+++ Given records +++
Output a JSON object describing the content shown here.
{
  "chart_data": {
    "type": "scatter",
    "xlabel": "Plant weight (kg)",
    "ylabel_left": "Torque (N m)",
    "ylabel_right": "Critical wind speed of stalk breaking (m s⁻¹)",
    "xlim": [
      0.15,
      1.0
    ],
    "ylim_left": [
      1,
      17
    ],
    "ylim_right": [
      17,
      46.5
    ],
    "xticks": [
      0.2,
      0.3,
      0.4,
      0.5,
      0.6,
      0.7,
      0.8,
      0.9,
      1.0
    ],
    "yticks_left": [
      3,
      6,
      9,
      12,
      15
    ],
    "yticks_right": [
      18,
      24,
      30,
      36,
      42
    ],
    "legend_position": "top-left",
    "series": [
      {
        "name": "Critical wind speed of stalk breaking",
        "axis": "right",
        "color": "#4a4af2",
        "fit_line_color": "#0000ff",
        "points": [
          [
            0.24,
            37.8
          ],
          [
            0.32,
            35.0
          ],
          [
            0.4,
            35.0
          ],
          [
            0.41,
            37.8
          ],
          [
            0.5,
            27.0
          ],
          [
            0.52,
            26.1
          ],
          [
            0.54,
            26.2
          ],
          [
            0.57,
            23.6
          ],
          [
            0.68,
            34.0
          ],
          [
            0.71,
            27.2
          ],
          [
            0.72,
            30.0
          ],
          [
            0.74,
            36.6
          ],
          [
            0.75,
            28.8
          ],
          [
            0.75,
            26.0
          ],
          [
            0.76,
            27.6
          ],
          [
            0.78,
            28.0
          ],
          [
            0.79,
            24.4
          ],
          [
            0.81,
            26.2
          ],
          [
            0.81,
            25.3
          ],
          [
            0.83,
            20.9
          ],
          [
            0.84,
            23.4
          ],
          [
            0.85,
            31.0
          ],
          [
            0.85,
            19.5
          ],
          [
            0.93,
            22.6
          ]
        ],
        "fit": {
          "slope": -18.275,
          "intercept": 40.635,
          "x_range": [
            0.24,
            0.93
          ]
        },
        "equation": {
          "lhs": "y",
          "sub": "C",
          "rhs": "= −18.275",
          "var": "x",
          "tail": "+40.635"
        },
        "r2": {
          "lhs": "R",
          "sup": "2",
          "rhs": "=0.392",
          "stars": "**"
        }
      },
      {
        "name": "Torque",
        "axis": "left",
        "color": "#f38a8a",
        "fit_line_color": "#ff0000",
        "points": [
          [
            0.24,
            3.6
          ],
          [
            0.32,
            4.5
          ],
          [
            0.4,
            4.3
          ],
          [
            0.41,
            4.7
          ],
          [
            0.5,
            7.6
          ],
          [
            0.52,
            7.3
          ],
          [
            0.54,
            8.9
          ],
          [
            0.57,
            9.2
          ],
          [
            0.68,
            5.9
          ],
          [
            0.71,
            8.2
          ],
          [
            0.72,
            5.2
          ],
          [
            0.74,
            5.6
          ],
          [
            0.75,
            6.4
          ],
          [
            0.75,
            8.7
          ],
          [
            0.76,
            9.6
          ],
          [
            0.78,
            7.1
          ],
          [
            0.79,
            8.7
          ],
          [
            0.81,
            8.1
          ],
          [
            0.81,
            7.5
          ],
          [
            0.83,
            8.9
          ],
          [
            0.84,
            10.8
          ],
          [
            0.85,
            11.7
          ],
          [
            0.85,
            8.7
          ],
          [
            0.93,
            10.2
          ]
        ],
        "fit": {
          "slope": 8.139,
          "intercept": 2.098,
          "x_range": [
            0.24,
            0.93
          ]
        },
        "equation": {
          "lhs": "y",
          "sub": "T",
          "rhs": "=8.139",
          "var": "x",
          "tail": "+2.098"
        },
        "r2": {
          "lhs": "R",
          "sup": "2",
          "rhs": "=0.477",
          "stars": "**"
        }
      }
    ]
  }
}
+++
Given problem — List every line above containing the word "name".

Worked answer —
        "name": "Critical wind speed of stalk breaking",
        "name": "Torque",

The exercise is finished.